* Begin Listing *

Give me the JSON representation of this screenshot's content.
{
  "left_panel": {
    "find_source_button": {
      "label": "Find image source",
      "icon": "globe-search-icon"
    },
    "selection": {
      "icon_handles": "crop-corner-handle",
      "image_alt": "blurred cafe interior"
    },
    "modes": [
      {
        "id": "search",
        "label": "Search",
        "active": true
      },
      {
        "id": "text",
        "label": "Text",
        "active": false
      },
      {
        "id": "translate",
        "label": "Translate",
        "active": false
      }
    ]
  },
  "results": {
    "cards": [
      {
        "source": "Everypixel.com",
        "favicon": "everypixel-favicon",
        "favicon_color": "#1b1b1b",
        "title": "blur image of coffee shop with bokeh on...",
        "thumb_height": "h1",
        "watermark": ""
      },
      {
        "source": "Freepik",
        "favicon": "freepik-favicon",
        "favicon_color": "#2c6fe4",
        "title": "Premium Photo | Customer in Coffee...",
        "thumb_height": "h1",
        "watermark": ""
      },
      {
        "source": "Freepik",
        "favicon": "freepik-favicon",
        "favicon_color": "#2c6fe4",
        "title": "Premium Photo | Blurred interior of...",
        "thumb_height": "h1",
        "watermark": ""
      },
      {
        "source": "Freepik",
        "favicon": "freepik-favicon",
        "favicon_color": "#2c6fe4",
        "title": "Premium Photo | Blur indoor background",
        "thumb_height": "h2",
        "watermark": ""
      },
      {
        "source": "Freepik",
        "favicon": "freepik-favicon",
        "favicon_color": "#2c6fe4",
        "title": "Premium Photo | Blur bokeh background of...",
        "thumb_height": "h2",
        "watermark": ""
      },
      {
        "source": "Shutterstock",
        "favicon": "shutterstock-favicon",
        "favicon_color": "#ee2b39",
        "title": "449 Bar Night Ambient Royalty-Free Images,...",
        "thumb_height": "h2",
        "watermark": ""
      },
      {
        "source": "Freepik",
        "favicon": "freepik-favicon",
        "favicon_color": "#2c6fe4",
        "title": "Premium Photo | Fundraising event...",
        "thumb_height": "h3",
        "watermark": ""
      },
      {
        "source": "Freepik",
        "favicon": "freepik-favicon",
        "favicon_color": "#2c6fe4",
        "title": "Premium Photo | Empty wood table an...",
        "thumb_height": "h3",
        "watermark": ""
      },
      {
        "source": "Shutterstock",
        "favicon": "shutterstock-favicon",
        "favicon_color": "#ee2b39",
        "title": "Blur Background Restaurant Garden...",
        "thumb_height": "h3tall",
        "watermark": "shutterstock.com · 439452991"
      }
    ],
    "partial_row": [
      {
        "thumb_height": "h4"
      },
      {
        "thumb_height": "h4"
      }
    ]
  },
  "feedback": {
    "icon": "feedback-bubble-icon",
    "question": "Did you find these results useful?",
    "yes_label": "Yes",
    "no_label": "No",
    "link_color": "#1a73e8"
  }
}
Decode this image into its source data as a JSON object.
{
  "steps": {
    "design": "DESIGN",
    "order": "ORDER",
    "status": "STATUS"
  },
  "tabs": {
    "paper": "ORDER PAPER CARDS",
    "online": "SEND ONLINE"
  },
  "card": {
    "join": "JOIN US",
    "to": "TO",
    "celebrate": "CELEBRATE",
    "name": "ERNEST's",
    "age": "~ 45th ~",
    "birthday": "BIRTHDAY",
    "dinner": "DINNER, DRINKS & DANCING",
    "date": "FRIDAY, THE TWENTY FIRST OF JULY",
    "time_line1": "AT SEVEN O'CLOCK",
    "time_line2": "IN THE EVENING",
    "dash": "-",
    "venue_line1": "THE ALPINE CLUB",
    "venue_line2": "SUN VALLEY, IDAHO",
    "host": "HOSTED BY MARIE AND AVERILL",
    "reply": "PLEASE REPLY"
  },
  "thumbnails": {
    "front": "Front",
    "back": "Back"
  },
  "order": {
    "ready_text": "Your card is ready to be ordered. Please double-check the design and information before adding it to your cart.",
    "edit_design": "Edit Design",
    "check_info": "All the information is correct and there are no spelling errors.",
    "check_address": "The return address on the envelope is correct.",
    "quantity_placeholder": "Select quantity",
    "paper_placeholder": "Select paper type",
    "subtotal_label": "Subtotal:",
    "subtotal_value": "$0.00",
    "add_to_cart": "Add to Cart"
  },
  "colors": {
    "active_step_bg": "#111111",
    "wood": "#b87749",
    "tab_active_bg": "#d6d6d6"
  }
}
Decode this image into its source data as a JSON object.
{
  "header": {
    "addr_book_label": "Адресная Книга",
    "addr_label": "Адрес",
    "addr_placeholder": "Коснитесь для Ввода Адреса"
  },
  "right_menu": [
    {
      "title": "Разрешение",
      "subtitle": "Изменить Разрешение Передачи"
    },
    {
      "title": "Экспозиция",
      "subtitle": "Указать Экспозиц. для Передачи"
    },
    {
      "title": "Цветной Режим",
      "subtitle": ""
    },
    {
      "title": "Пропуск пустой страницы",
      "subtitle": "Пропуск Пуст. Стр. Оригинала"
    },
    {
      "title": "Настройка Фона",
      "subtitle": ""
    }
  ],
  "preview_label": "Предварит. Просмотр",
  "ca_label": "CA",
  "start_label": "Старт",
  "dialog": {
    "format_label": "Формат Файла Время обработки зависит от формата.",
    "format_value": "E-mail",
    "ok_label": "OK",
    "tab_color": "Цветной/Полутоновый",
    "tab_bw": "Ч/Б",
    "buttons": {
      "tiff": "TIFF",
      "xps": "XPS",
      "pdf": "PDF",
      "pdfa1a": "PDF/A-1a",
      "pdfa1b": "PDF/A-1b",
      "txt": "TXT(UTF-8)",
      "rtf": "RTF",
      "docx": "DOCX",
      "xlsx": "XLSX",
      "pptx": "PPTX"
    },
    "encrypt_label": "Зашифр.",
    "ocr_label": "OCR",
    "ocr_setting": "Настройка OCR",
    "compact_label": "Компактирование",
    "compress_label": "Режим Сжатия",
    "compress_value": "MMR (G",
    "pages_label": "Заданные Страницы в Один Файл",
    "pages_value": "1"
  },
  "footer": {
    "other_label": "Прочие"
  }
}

* End Listing *

--- Instructions for the task ---
Reproduce each entry word for word.

--- Reply ---
Give me the JSON representation of this screenshot's content.
{
  "left_panel": {
    "find_source_button": {
      "label": "Find image source",
      "icon": "globe-search-icon"
    },
    "selection": {
      "icon_handles": "crop-corner-handle",
      "image_alt": "blurred cafe interior"
    },
    "modes": [
      {
        "id": "search",
        "label": "Search",
        "active": true
      },
      {
        "id": "text",
        "label": "Text",
        "active": false
      },
      {
        "id": "translate",
        "label": "Translate",
        "active": false
      }
    ]
  },
  "results": {
    "cards": [
      {
        "source": "Everypixel.com",
        "favicon": "everypixel-favicon",
        "favicon_color": "#1b1b1b",
        "title": "blur image of coffee shop with bokeh on...",
        "thumb_height": "h1",
        "watermark": ""
      },
      {
        "source": "Freepik",
        "favicon": "freepik-favicon",
        "favicon_color": "#2c6fe4",
        "title": "Premium Photo | Customer in Coffee...",
        "thumb_height": "h1",
        "watermark": ""
      },
      {
        "source": "Freepik",
        "favicon": "freepik-favicon",
        "favicon_color": "#2c6fe4",
        "title": "Premium Photo | Blurred interior of...",
        "thumb_height": "h1",
        "watermark": ""
      },
      {
        "source": "Freepik",
        "favicon": "freepik-favicon",
        "favicon_color": "#2c6fe4",
        "title": "Premium Photo | Blur indoor background",
        "thumb_height": "h2",
        "watermark": ""
      },
      {
        "source": "Freepik",
        "favicon": "freepik-favicon",
        "favicon_color": "#2c6fe4",
        "title": "Premium Photo | Blur bokeh background of...",
        "thumb_height": "h2",
        "watermark": ""
      },
      {
        "source": "Shutterstock",
        "favicon": "shutterstock-favicon",
        "favicon_color": "#ee2b39",
        "title": "449 Bar Night Ambient Royalty-Free Images,...",
        "thumb_height": "h2",
        "watermark": ""
      },
      {
        "source": "Freepik",
        "favicon": "freepik-favicon",
        "favicon_color": "#2c6fe4",
        "title": "Premium Photo | Fundraising event...",
        "thumb_height": "h3",
        "watermark": ""
      },
      {
        "source": "Freepik",
        "favicon": "freepik-favicon",
        "favicon_color": "#2c6fe4",
        "title": "Premium Photo | Empty wood table an...",
        "thumb_height": "h3",
        "watermark": ""
      },
      {
        "source": "Shutterstock",
        "favicon": "shutterstock-favicon",
        "favicon_color": "#ee2b39",
        "title": "Blur Background Restaurant Garden...",
        "thumb_height": "h3tall",
        "watermark": "shutterstock.com · 439452991"
      }
    ],
    "partial_row": [
      {
        "thumb_height": "h4"
      },
      {
        "thumb_height": "h4"
      }
    ]
  },
  "feedback": {
    "icon": "feedback-bubble-icon",
    "question": "Did you find these results useful?",
    "yes_label": "Yes",
    "no_label": "No",
    "link_color": "#1a73e8"
  }
}
Decode this image into its source data as a JSON object.
{
  "steps": {
    "design": "DESIGN",
    "order": "ORDER",
    "status": "STATUS"
  },
  "tabs": {
    "paper": "ORDER PAPER CARDS",
    "online": "SEND ONLINE"
  },
  "card": {
    "join": "JOIN US",
    "to": "TO",
    "celebrate": "CELEBRATE",
    "name": "ERNEST's",
    "age": "~ 45th ~",
    "birthday": "BIRTHDAY",
    "dinner": "DINNER, DRINKS & DANCING",
    "date": "FRIDAY, THE TWENTY FIRST OF JULY",
    "time_line1": "AT SEVEN O'CLOCK",
    "time_line2": "IN THE EVENING",
    "dash": "-",
    "venue_line1": "THE ALPINE CLUB",
    "venue_line2": "SUN VALLEY, IDAHO",
    "host": "HOSTED BY MARIE AND AVERILL",
    "reply": "PLEASE REPLY"
  },
  "thumbnails": {
    "front": "Front",
    "back": "Back"
  },
  "order": {
    "ready_text": "Your card is ready to be ordered. Please double-check the design and information before adding it to your cart.",
    "edit_design": "Edit Design",
    "check_info": "All the information is correct and there are no spelling errors.",
    "check_address": "The return address on the envelope is correct.",
    "quantity_placeholder": "Select quantity",
    "paper_placeholder": "Select paper type",
    "subtotal_label": "Subtotal:",
    "subtotal_value": "$0.00",
    "add_to_cart": "Add to Cart"
  },
  "colors": {
    "active_step_bg": "#111111",
    "wood": "#b87749",
    "tab_active_bg": "#d6d6d6"
  }
}
Decode this image into its source data as a JSON object.
{
  "header": {
    "addr_book_label": "Адресная Книга",
    "addr_label": "Адрес",
    "addr_placeholder": "Коснитесь для Ввода Адреса"
  },
  "right_menu": [
    {
      "title": "Разрешение",
      "subtitle": "Изменить Разрешение Передачи"
    },
    {
      "title": "Экспозиция",
      "subtitle": "Указать Экспозиц. для Передачи"
    },
    {
      "title": "Цветной Режим",
      "subtitle": ""
    },
    {
      "title": "Пропуск пустой страницы",
      "subtitle": "Пропуск Пуст. Стр. Оригинала"
    },
    {
      "title": "Настройка Фона",
      "subtitle": ""
    }
  ],
  "preview_label": "Предварит. Просмотр",
  "ca_label": "CA",
  "start_label": "Старт",
  "dialog": {
    "format_label": "Формат Файла Время обработки зависит от формата.",
    "format_value": "E-mail",
    "ok_label": "OK",
    "tab_color": "Цветной/Полутоновый",
    "tab_bw": "Ч/Б",
    "buttons": {
      "tiff": "TIFF",
      "xps": "XPS",
      "pdf": "PDF",
      "pdfa1a": "PDF/A-1a",
      "pdfa1b": "PDF/A-1b",
      "txt": "TXT(UTF-8)",
      "rtf": "RTF",
      "docx": "DOCX",
      "xlsx": "XLSX",
      "pptx": "PPTX"
    },
    "encrypt_label": "Зашифр.",
    "ocr_label": "OCR",
    "ocr_setting": "Настройка OCR",
    "compact_label": "Компактирование",
    "compress_label": "Режим Сжатия",
    "compress_value": "MMR (G",
    "pages_label": "Заданные Страницы в Один Файл",
    "pages_value": "1"
  },
  "footer": {
    "other_label": "Прочие"
  }
}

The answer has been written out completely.